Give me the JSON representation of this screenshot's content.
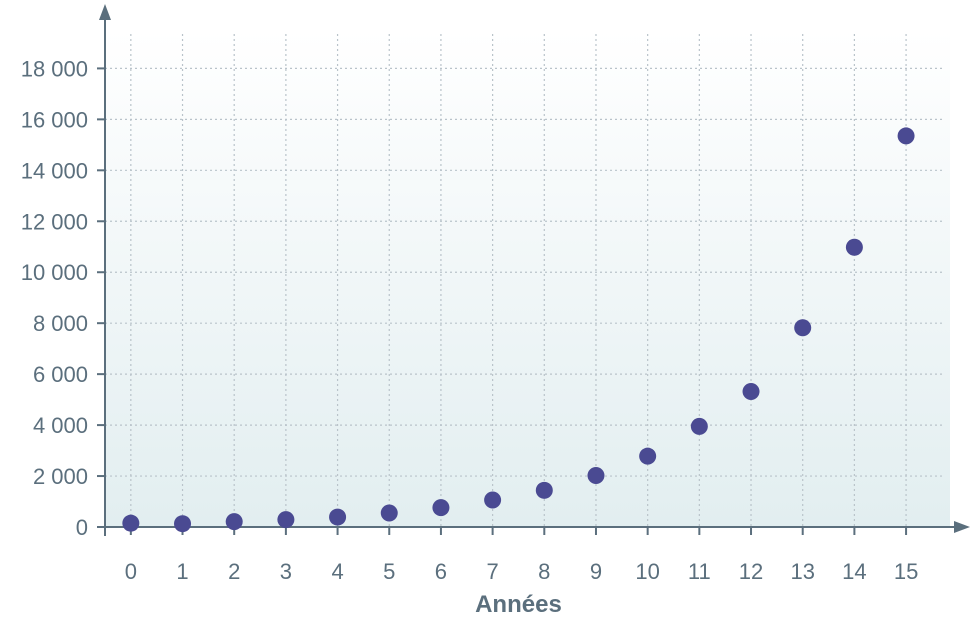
{
  "chart_data": {
    "type": "scatter",
    "title": "",
    "xlabel": "Années",
    "ylabel": "",
    "x": [
      0,
      1,
      2,
      3,
      4,
      5,
      6,
      7,
      8,
      9,
      10,
      11,
      12,
      13,
      14,
      15
    ],
    "series": [
      {
        "values": [
          150,
          130,
          210,
          290,
          390,
          550,
          760,
          1060,
          1440,
          2020,
          2780,
          3950,
          5320,
          7820,
          10980,
          15350
        ],
        "color": "#4a4a92"
      }
    ],
    "xlim": [
      -0.5,
      15.85
    ],
    "ylim": [
      0,
      19900
    ],
    "xticks": [
      0,
      1,
      2,
      3,
      4,
      5,
      6,
      7,
      8,
      9,
      10,
      11,
      12,
      13,
      14,
      15
    ],
    "xtick_labels": [
      "0",
      "1",
      "2",
      "3",
      "4",
      "5",
      "6",
      "7",
      "8",
      "9",
      "10",
      "11",
      "12",
      "13",
      "14",
      "15"
    ],
    "yticks": [
      0,
      2000,
      4000,
      6000,
      8000,
      10000,
      12000,
      14000,
      16000,
      18000
    ],
    "ytick_labels": [
      "0",
      "2 000",
      "4 000",
      "6 000",
      "8 000",
      "10 000",
      "12 000",
      "14 000",
      "16 000",
      "18 000"
    ],
    "grid": true,
    "axis_color": "#5b6f7d",
    "grid_color": "#b9c3ca",
    "background_gradient": [
      "#ffffff",
      "#e2eef0"
    ]
  }
}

..............................

Job: Pictures excluded, quote all the data above exactly.

Solution:
Give me the JSON representation of this screenshot's content.
{
  "chart_data": {
    "type": "scatter",
    "title": "",
    "xlabel": "Années",
    "ylabel": "",
    "x": [
      0,
      1,
      2,
      3,
      4,
      5,
      6,
      7,
      8,
      9,
      10,
      11,
      12,
      13,
      14,
      15
    ],
    "series": [
      {
        "values": [
          150,
          130,
          210,
          290,
          390,
          550,
          760,
          1060,
          1440,
          2020,
          2780,
          3950,
          5320,
          7820,
          10980,
          15350
        ],
        "color": "#4a4a92"
      }
    ],
    "xlim": [
      -0.5,
      15.85
    ],
    "ylim": [
      0,
      19900
    ],
    "xticks": [
      0,
      1,
      2,
      3,
      4,
      5,
      6,
      7,
      8,
      9,
      10,
      11,
      12,
      13,
      14,
      15
    ],
    "xtick_labels": [
      "0",
      "1",
      "2",
      "3",
      "4",
      "5",
      "6",
      "7",
      "8",
      "9",
      "10",
      "11",
      "12",
      "13",
      "14",
      "15"
    ],
    "yticks": [
      0,
      2000,
      4000,
      6000,
      8000,
      10000,
      12000,
      14000,
      16000,
      18000
    ],
    "ytick_labels": [
      "0",
      "2 000",
      "4 000",
      "6 000",
      "8 000",
      "10 000",
      "12 000",
      "14 000",
      "16 000",
      "18 000"
    ],
    "grid": true,
    "axis_color": "#5b6f7d",
    "grid_color": "#b9c3ca",
    "background_gradient": [
      "#ffffff",
      "#e2eef0"
    ]
  }
}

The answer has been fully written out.